Records excerpted from a collection:

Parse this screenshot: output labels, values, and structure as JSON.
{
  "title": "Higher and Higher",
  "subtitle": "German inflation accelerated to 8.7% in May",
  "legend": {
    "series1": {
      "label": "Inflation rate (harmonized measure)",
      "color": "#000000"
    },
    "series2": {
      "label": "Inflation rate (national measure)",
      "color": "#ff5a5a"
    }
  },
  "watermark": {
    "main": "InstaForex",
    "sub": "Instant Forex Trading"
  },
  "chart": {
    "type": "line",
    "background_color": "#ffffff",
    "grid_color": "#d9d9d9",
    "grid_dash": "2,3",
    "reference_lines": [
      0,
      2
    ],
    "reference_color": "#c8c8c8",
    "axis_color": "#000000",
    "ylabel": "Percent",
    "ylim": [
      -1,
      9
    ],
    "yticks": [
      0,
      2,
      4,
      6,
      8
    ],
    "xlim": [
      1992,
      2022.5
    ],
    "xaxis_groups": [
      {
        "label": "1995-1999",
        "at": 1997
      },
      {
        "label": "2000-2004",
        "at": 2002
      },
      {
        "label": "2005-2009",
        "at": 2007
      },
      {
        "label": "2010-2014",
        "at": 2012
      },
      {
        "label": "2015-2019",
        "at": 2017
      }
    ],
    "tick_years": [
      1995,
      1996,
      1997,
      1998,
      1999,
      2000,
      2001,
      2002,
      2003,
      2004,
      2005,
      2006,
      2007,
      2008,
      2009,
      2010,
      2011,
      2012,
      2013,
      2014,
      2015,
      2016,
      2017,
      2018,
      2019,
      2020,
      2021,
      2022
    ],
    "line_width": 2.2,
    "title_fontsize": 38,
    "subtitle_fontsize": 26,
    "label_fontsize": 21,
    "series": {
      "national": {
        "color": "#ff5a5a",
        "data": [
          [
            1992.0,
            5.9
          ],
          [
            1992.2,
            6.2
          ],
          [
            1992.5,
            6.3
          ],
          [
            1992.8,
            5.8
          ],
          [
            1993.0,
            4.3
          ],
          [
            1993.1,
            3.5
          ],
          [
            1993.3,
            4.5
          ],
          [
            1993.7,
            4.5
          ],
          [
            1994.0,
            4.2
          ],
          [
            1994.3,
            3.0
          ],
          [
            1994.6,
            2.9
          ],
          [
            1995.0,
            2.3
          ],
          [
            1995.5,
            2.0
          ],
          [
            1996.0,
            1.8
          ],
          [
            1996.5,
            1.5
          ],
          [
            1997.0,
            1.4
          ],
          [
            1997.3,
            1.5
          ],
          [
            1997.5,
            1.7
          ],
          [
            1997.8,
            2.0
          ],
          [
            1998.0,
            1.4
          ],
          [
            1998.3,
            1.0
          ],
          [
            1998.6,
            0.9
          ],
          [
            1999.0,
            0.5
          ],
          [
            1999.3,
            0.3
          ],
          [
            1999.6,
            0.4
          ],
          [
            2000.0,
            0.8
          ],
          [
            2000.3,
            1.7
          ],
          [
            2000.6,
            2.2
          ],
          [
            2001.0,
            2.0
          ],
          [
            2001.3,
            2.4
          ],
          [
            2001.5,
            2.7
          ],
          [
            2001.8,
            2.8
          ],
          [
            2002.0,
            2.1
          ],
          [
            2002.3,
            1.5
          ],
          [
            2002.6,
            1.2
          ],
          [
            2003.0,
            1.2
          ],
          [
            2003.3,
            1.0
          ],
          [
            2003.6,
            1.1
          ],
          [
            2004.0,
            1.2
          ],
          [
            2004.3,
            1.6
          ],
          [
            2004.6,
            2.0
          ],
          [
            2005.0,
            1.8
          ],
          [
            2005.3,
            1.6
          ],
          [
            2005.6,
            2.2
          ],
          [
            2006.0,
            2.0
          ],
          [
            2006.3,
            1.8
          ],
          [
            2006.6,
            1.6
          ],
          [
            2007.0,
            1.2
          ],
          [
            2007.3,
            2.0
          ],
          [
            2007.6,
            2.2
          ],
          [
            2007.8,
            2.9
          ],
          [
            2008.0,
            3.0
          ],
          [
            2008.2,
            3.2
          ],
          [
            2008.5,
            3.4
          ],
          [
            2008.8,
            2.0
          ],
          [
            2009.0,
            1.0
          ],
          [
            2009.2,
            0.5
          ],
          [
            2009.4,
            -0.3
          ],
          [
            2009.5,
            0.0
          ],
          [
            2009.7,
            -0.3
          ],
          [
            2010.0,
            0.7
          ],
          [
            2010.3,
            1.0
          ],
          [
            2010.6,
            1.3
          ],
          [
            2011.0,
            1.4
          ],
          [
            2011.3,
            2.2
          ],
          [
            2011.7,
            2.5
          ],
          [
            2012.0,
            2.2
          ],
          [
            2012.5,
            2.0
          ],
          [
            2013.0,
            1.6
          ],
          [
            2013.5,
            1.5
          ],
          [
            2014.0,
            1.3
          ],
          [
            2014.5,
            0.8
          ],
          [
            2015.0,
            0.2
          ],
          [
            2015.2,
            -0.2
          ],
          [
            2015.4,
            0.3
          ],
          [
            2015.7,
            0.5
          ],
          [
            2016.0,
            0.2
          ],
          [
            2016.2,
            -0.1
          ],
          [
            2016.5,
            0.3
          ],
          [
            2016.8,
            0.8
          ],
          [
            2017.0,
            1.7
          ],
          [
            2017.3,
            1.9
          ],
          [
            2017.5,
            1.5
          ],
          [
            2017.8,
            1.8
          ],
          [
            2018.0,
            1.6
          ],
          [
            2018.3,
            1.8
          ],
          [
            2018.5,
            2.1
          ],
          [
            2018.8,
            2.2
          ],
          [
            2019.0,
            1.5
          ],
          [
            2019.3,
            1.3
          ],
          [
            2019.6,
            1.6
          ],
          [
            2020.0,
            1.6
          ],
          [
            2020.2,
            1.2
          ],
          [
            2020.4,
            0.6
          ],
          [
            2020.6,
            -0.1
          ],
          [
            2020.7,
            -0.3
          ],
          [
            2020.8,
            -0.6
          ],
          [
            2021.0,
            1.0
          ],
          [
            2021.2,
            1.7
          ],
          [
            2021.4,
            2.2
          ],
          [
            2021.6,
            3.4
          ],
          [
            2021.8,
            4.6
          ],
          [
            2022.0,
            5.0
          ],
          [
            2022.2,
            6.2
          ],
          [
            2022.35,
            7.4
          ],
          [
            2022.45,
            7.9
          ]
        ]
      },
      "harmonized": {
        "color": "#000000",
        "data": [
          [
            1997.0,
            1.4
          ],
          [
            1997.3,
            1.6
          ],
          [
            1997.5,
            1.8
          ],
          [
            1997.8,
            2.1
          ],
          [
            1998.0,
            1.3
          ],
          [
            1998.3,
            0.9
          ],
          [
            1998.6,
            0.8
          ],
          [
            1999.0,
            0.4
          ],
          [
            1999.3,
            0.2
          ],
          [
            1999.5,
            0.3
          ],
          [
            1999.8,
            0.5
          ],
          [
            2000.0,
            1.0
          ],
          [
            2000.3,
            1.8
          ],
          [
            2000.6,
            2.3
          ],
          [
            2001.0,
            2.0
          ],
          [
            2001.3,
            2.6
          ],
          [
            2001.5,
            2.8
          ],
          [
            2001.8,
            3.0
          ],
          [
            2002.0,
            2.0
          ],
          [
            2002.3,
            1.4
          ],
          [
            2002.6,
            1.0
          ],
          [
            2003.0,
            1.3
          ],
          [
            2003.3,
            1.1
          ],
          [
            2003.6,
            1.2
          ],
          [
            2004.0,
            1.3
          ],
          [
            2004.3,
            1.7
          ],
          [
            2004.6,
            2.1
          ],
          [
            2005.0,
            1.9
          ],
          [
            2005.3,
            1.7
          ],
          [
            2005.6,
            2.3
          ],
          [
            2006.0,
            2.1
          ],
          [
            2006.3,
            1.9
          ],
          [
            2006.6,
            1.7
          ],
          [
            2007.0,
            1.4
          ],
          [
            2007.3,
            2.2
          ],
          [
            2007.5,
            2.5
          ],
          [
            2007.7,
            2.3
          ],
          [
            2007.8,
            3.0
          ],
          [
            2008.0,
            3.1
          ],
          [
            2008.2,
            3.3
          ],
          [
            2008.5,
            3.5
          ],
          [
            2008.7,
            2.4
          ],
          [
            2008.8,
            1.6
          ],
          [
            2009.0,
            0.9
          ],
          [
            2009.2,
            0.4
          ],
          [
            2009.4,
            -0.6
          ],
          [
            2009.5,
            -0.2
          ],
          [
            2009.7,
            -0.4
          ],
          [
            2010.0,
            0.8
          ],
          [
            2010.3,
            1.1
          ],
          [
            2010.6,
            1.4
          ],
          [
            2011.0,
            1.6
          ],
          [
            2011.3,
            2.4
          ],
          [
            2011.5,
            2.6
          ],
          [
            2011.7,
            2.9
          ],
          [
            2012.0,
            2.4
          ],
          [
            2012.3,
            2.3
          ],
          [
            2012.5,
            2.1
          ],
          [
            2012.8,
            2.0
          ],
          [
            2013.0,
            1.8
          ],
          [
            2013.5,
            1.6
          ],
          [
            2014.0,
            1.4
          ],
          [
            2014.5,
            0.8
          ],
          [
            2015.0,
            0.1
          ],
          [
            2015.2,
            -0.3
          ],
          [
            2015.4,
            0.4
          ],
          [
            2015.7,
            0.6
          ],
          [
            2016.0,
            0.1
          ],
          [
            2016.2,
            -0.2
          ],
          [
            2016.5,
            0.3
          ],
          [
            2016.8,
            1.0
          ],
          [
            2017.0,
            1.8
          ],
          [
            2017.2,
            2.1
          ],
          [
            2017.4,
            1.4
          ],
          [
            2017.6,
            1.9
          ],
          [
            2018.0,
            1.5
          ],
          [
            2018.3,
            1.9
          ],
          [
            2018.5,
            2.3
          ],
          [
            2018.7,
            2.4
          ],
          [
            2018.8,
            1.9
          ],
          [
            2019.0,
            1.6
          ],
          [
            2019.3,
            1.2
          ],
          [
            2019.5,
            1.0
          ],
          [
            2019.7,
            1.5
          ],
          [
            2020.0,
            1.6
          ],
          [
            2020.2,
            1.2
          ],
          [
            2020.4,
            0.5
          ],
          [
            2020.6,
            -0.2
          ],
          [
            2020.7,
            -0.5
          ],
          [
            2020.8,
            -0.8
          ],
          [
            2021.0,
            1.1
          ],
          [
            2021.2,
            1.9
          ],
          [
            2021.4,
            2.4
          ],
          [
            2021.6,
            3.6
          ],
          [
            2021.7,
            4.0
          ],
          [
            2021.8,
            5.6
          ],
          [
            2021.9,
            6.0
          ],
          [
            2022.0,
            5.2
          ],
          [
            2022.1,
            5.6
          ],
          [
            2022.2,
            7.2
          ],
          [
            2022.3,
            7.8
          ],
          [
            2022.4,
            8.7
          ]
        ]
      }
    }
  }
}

● TO BE DONE:
Look over the listing. Pull out every line with the string "measure" in it.

● EXERCISE SOLUTION:
      "label": "Inflation rate (harmonized measure)",
      "label": "Inflation rate (national measure)",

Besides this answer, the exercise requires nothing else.